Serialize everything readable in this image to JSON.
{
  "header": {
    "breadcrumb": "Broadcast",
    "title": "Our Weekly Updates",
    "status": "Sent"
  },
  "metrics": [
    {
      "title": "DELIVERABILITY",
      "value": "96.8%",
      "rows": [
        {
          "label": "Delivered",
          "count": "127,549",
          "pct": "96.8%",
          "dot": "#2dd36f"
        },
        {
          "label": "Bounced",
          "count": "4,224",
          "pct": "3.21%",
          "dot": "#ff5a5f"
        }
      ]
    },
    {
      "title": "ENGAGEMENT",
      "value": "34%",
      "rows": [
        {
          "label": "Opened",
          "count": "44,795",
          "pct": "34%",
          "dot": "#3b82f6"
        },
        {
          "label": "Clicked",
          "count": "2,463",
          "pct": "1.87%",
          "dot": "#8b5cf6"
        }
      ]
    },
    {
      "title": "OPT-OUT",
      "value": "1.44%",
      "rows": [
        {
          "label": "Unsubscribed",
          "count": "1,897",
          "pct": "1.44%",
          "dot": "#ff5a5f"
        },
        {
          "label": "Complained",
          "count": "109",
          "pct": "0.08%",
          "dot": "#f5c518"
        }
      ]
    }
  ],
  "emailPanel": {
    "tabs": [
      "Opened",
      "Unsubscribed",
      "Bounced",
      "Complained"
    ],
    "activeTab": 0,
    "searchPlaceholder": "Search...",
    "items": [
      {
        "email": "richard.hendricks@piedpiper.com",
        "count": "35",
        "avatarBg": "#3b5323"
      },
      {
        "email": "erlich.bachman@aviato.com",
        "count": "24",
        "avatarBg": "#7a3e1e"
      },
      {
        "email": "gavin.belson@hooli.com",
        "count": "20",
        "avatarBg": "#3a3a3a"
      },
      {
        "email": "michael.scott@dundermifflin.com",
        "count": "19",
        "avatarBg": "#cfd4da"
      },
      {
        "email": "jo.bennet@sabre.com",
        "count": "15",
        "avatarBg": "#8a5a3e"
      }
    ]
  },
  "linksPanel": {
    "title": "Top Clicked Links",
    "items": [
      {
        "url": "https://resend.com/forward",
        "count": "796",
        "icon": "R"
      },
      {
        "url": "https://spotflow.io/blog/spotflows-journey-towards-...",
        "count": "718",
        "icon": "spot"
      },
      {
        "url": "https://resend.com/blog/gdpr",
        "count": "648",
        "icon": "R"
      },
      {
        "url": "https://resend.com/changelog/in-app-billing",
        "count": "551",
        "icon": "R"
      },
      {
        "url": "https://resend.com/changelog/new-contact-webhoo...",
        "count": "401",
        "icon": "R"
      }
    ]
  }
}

============

> **GIVEN REQUEST**: From the listing above, collect each line in which the string "label" appears.

> **TASK RESPONSE**:
          "label": "Delivered",
          "label": "Bounced",
          "label": "Opened",
          "label": "Clicked",
          "label": "Unsubscribed",
          "label": "Complained",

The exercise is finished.